Texto de la página:
● ● ● ● ● ● ●

Groenlandia y el Ártico más allá de Trump: la geopolítica estadounidense

Comprender la racionalidad política detrás de las declaraciones y de los actos de Donald J. Trump no ha sido sencillo desde que se presentó ante la sociedad estadounidense y el resto del mundo como un aspirante serio a renovar el liderazgo, en lo interno, del viejo neoconservadurismo republicano; y, en lo externo, de las viejas aspiraciones imperiales que, a mediados del siglo XX, le permitieron a sus clases empresariales y a sus élites gobernantes el ejercer un rol hegemónico en el mundo (con todo lo que ello implica en términos de acumulación de capital y de concentración de poder).

En general, esta dificultad para comprender el estilo personal de gobernar de Trump y, sobre todo, de conducir las relaciones internacionales del Estado que gobierna, está cifrada en dos variables que se retroalimentan. A saber: por un lado, Trump cuenta en su haber con un historial de declaraciones abierta e indefectiblemente signado por un dominio absoluto de la mentira, del engaño, de la falsedad y de la tergiversación de los hechos. Historial en el que, además, no han escaseado, tampoco, las muestras de irracionalismo y hasta de abierta estupidez; ofensivas no solo para el más elemental de los sentidos comunes entre nuestras sociedades contemporáneas sino, sobre todo, de las certezas que, a lo largo de los siglos, el conocimiento científico les ha brindado. Los alardes de incompetencia con los que se condujo a lo largo de la epidemia de SARS-CoV-2, dentro y fuera de Estados Unidos, durante su primer mandato presidencial, por ejemplo, son evidencia clara e irrefutable de ello.

● ● ● ● ● ● ●

(Entradas de disposición espacial)
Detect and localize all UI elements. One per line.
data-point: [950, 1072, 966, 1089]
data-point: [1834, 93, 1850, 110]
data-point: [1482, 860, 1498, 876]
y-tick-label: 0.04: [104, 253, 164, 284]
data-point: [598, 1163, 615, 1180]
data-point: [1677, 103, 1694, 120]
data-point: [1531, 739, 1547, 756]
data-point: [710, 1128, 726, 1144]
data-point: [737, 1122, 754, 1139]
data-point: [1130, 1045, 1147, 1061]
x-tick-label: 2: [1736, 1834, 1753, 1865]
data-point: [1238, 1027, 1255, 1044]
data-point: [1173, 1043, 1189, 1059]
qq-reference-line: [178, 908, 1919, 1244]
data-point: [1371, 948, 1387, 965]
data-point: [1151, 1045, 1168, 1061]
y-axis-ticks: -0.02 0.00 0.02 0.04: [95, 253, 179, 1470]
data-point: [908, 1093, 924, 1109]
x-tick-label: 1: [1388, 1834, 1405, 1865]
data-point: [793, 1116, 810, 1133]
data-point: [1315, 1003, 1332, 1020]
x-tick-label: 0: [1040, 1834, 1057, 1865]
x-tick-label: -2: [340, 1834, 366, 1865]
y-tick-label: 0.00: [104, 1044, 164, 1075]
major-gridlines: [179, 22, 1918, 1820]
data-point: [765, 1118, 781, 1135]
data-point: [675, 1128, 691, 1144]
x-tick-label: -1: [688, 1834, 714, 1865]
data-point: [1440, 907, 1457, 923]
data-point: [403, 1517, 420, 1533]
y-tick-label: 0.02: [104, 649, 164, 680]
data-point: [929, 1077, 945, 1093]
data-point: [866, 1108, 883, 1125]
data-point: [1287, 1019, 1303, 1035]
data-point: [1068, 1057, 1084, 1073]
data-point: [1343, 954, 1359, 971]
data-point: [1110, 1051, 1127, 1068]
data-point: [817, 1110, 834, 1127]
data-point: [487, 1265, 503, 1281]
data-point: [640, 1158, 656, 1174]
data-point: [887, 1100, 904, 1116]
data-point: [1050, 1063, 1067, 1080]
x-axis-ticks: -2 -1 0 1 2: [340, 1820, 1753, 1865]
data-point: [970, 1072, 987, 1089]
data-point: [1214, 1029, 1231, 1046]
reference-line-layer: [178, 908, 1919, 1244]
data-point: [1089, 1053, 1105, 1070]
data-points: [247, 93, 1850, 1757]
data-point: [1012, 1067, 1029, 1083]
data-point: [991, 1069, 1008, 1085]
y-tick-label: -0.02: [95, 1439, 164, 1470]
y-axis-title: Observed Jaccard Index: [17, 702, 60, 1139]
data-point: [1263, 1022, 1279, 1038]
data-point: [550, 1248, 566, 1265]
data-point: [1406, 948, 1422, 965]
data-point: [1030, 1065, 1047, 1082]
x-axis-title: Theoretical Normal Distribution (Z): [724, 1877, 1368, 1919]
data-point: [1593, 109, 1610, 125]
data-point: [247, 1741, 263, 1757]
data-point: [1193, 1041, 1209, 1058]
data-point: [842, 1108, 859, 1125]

● ● ● ● ● ● ●

Desafíos:
a: Copia del texto sobre Groenlandia y el Ártico el tramo que va de "Comprender la racionalidad" a "concentración de poder).", sustituyendo "neoconservadurismo" por "conservadurismo".
b: Según el texto sobre Groenlandia y el Ártico, ¿en cuántas variables que se retroalimentan está cifrada la dificultad para comprender el estilo de gobernar de Trump?
c: Prosigue el texto sobre Groenlandia y el Ártico a partir de su última oración.
El listado no tiene relación alguna con el texto sobre Groenlandia y el Ártico.

Respuestas del ejercicio:
a:
Comprender la racionalidad política detrás de las declaraciones y de los actos de Donald J. Trump no ha sido sencillo desde que se presentó ante la sociedad estadounidense y el resto del mundo como un aspirante serio a renovar el liderazgo, en lo interno, del viejo conservadurismo republicano; y, en lo externo, de las viejas aspiraciones imperiales que, a mediados del siglo XX, le permitieron a sus clases empresariales y a sus élites gobernantes el ejercer un rol hegemónico en el mundo (con todo lo que ello implica en términos de acumulación de capital y de concentración de poder).

b: En dos variables.

c:
Por otra parte, en correspondencia con lo anterior, los grados de pedantería intelectual alcanzados por la superespecialización del conocimiento científico-social contemporáneo, cultivados a lo largo del último medio siglo de historia en Occidente, han contribuido, en virtud de la necesidad de salvaguardar su propia solemnidad y refinamiento, a hacer de Trump poco menos que una caricatura política: un personaje que sí, en efecto hoy es capaz de ejercer una enorme influencia sobre el curso de múltiples y diversos acontecimientos a lo largo y a lo ancho del mundo y de su trayectoria histórica, pero que no por ello deja de ser un payaso ocurrente, ignorante y estridente que únicamente sabe vivir del escándalo y de la irreverencia, como todo demagogo de su estirpe.

Actuando en conjunto, en los espacios de formación de la opinión pública, ambas situaciones a menudo han desembocado o bien en la tendencia a no tomar todos los dichos y los actos de Trump con tanta seriedad como se debería de hacer o bien en la propensión a ridiculizarlos. La muestra más reciente y palmaria de ello la ofrece, de hecho, el tratamiento mediático e intelectual que se le ha dado a sus declaraciones de intenciones de comprar el territorio de Groenlandia.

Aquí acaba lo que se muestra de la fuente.